**WHAT YOU ARE ASKED TO DO:**
Among the records that follow, count the lines with the string "this"; report only that count.

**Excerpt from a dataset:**
▬▬▬

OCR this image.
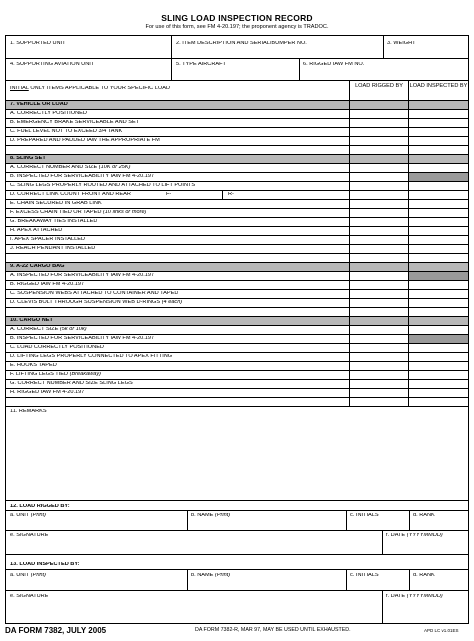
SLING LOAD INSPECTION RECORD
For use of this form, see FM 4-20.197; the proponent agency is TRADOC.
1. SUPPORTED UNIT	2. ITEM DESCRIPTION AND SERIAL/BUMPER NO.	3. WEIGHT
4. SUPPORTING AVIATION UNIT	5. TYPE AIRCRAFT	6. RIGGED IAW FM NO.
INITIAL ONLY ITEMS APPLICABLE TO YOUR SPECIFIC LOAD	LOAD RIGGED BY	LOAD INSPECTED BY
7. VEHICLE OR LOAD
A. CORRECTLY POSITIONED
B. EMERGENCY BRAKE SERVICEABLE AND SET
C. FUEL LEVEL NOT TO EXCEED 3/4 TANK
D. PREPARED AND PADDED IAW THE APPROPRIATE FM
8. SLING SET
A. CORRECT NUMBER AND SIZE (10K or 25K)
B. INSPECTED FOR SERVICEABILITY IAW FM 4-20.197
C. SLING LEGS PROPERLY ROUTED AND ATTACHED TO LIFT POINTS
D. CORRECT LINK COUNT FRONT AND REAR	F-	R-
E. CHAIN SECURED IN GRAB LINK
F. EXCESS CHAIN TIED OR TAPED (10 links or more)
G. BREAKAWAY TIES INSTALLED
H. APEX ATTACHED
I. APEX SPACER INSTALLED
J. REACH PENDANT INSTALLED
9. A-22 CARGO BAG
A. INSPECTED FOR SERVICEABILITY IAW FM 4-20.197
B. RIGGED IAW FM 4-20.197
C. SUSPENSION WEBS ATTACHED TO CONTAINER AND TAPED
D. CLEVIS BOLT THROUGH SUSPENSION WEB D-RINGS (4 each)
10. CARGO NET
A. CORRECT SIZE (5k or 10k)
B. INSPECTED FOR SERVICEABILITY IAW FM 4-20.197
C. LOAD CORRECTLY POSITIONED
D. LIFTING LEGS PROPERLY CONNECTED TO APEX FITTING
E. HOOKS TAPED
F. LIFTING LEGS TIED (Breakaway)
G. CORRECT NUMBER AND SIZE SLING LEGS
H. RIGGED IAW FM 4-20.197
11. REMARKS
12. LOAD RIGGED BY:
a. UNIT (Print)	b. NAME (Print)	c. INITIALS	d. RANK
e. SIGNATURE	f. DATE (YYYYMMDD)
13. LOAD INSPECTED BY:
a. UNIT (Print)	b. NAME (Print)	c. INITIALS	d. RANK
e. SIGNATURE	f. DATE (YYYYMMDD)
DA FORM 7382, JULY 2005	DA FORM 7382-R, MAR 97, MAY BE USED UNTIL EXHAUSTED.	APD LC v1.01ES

▬▬▬

**SOLVED EXERCISE:**
2